====== TRECHO DO TEXTO

De acordo com o ordenamento jurídico brasileiro, a violência de gênero pode ser entendida como aquela praticada contra vítima em virtude das diferenças de gêneros, positivada em nosso ordenamento jurídico por meio da Lei nº 11.340/2003, a então conhecida Lei Maria da Penha. A referida Lei supramencionada, conceitua as diferentes modalidades de violência e define a violência resultante de gênero, a violência psicológica é entendida como qualquer conduta que lhe cause dano emocional e diminuição da autoestima ou que lhe prejudique e perturbe o pleno desenvolvimento ou que vise degradar ou controlar suas ações, comportamentos, crenças e decisões, mediante ameaça, constrangimento.
A violência contra a mulher, compreende uma grande gama de agressões que podem ser de caráter físico, psicológico, sexual, patrimonial, o que pode ocorrer de vários modos, aspectos e com várias peculiaridades. Pode-se compreender que, a violência de gênero se trata de uma ação de causar diminuição da autoestima da mulher, como podemos destacar: chantagem, perseguições, ridicularização, insultos, humilhações, a limitação do seu direito de ir e vir, ou ainda, podemos acrescer os prejuízos à sua autodeterminação. Em seu aspecto moral, a violência relaciona-se com a prática de crimes contra a honra, tipificado no Código Penal brasileiro, Decreto Lei nº 2.848 de 1940.

============
====== AMOSTRA DE DADOS

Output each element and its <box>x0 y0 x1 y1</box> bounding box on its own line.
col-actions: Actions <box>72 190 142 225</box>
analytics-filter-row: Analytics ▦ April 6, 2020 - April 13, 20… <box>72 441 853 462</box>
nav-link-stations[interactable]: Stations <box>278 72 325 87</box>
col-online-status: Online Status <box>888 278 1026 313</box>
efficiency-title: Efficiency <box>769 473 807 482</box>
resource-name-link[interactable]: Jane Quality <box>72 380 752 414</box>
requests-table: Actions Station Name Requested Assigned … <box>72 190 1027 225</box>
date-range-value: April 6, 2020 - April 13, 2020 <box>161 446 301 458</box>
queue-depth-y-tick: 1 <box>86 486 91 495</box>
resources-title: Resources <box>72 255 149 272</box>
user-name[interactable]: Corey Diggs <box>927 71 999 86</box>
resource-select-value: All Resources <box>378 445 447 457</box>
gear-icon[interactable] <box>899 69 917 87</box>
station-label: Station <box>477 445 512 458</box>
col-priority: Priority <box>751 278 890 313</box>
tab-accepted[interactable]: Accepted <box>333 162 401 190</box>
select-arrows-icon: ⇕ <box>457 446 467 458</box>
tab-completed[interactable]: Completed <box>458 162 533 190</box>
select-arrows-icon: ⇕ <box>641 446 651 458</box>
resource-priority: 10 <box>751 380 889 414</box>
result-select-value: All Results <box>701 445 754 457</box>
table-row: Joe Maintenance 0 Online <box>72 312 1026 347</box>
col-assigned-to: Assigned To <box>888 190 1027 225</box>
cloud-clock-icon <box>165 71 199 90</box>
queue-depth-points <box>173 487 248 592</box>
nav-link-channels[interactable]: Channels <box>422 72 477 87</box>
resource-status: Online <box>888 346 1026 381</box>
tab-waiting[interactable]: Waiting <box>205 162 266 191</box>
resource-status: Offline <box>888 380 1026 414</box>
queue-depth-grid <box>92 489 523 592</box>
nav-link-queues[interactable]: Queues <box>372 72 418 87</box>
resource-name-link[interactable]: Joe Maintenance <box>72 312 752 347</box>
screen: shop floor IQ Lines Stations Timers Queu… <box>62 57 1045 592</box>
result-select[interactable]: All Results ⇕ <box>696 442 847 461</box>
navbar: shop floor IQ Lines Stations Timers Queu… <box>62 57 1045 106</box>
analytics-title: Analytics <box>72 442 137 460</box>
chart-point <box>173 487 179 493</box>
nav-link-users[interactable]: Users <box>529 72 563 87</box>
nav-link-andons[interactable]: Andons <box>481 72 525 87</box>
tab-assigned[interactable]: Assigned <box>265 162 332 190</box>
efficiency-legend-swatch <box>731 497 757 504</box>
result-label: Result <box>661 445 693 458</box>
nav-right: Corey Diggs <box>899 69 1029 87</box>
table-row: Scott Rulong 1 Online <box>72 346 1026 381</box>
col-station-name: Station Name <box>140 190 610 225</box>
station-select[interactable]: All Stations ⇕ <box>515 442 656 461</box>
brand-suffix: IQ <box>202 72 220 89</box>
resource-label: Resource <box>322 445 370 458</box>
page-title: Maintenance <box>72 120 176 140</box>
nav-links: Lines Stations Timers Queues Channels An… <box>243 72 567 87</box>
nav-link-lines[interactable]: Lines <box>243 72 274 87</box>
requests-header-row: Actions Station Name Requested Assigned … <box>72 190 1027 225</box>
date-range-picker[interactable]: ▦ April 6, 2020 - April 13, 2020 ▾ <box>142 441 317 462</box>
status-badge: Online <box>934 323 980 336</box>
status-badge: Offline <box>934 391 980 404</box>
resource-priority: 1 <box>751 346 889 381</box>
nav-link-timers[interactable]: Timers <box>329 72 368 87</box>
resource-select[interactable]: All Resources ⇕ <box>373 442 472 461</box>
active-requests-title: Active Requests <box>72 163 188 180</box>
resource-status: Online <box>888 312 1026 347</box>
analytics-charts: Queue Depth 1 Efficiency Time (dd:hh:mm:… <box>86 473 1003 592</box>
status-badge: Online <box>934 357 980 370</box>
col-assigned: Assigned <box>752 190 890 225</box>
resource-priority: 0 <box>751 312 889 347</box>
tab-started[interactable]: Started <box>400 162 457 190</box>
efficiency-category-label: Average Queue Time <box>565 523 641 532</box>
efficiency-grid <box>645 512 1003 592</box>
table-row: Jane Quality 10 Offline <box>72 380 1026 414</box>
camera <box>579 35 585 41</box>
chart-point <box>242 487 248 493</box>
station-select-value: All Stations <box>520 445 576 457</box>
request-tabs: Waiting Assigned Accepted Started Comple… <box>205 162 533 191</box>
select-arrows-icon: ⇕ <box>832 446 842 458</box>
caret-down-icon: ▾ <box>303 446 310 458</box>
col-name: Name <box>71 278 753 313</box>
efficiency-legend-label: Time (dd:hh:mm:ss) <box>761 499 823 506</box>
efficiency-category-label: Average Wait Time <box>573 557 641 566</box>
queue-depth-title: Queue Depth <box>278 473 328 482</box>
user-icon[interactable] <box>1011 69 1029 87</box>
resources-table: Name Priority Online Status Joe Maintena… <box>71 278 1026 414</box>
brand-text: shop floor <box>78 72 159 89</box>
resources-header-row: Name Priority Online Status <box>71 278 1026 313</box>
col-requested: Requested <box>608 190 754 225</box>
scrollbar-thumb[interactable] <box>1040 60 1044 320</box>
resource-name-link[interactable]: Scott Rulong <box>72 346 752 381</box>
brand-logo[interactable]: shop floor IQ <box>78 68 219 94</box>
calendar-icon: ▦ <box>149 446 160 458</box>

============

Segundo o trecho sobre violência de gênero, a violência contra a mulher compreende agressões de que caráter? Liste todos. Responda com base somente no trecho.

Físico, psicológico, sexual e patrimonial.